:: ENTRIES SHOWN ::

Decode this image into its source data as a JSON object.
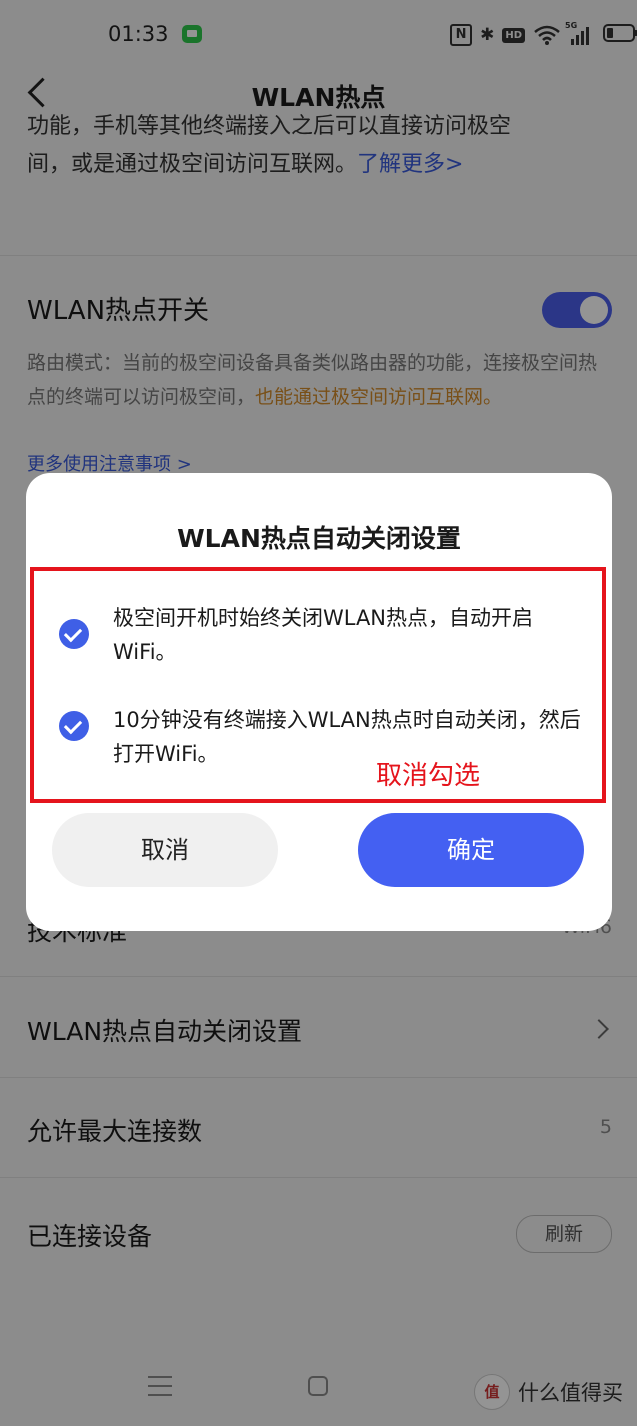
{
  "status_bar": {
    "time": "01:33",
    "network_label": "5G",
    "hd_label": "HD",
    "nfc_label": "N"
  },
  "header": {
    "title": "WLAN热点"
  },
  "intro": {
    "line1": "功能，手机等其他终端接入之后可以直接访问极空",
    "line2": "间，或是通过极空间访问互联网。",
    "learn_more": "了解更多>"
  },
  "hotspot_switch": {
    "label": "WLAN热点开关",
    "on": true,
    "description_prefix": "路由模式：当前的极空间设备具备类似路由器的功能，连接极空间热点的终端可以访问极空间，",
    "description_highlight": "也能通过极空间访问互联网。",
    "more_notes": "更多使用注意事项 >"
  },
  "settings_rows": [
    {
      "label": "技术标准",
      "value": "WiFi6"
    },
    {
      "label": "WLAN热点自动关闭设置",
      "value": ""
    },
    {
      "label": "允许最大连接数",
      "value": "5"
    },
    {
      "label": "已连接设备",
      "action": "刷新"
    }
  ],
  "dialog": {
    "title": "WLAN热点自动关闭设置",
    "options": [
      {
        "text": "极空间开机时始终关闭WLAN热点，自动开启WiFi。",
        "checked": true
      },
      {
        "text": "10分钟没有终端接入WLAN热点时自动关闭，然后打开WiFi。",
        "checked": true
      }
    ],
    "cancel_label": "取消",
    "ok_label": "确定"
  },
  "annotation": {
    "text": "取消勾选",
    "color": "#e5141c"
  },
  "watermark": {
    "logo": "值",
    "text": "什么值得买"
  },
  "colors": {
    "accent": "#4460f2",
    "highlight": "#d08a2a",
    "link": "#3a5bd9"
  }
}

:::

(GIVEN INSTRUCTION):
Quote all of the entries word for word, omitting any pictures.

(TASK ANSWER):
Decode this image into its source data as a JSON object.
{
  "status_bar": {
    "time": "01:33",
    "network_label": "5G",
    "hd_label": "HD",
    "nfc_label": "N"
  },
  "header": {
    "title": "WLAN热点"
  },
  "intro": {
    "line1": "功能，手机等其他终端接入之后可以直接访问极空",
    "line2": "间，或是通过极空间访问互联网。",
    "learn_more": "了解更多>"
  },
  "hotspot_switch": {
    "label": "WLAN热点开关",
    "on": true,
    "description_prefix": "路由模式：当前的极空间设备具备类似路由器的功能，连接极空间热点的终端可以访问极空间，",
    "description_highlight": "也能通过极空间访问互联网。",
    "more_notes": "更多使用注意事项 >"
  },
  "settings_rows": [
    {
      "label": "技术标准",
      "value": "WiFi6"
    },
    {
      "label": "WLAN热点自动关闭设置",
      "value": ""
    },
    {
      "label": "允许最大连接数",
      "value": "5"
    },
    {
      "label": "已连接设备",
      "action": "刷新"
    }
  ],
  "dialog": {
    "title": "WLAN热点自动关闭设置",
    "options": [
      {
        "text": "极空间开机时始终关闭WLAN热点，自动开启WiFi。",
        "checked": true
      },
      {
        "text": "10分钟没有终端接入WLAN热点时自动关闭，然后打开WiFi。",
        "checked": true
      }
    ],
    "cancel_label": "取消",
    "ok_label": "确定"
  },
  "annotation": {
    "text": "取消勾选",
    "color": "#e5141c"
  },
  "watermark": {
    "logo": "值",
    "text": "什么值得买"
  },
  "colors": {
    "accent": "#4460f2",
    "highlight": "#d08a2a",
    "link": "#3a5bd9"
  }
}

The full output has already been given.